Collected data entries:
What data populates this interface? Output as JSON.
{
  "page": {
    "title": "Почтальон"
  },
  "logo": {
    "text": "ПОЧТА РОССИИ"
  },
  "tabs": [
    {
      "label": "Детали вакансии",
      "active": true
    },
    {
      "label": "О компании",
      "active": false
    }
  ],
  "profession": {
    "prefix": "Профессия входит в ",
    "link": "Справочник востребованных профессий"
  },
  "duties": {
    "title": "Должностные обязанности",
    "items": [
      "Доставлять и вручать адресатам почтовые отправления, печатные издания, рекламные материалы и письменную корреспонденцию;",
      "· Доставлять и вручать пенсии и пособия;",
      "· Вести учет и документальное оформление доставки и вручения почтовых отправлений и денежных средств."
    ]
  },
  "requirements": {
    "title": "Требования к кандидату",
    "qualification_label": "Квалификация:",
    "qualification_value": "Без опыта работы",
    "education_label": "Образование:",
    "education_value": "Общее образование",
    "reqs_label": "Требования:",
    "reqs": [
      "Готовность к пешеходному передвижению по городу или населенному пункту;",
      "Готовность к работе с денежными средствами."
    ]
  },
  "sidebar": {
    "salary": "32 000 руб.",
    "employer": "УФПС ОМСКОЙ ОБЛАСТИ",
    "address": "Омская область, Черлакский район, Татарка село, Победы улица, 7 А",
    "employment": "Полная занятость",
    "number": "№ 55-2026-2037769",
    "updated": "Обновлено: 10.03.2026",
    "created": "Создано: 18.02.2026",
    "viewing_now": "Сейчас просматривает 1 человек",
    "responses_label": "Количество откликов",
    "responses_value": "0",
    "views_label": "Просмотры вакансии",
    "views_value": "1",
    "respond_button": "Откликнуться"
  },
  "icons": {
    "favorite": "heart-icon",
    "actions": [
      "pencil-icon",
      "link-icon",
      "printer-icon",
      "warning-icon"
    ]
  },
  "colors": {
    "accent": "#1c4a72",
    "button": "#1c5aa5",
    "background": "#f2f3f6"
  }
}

What is needed:
Work through the data and report how many of its lines hold the word "вручать", giving only the figure.

Final result:
2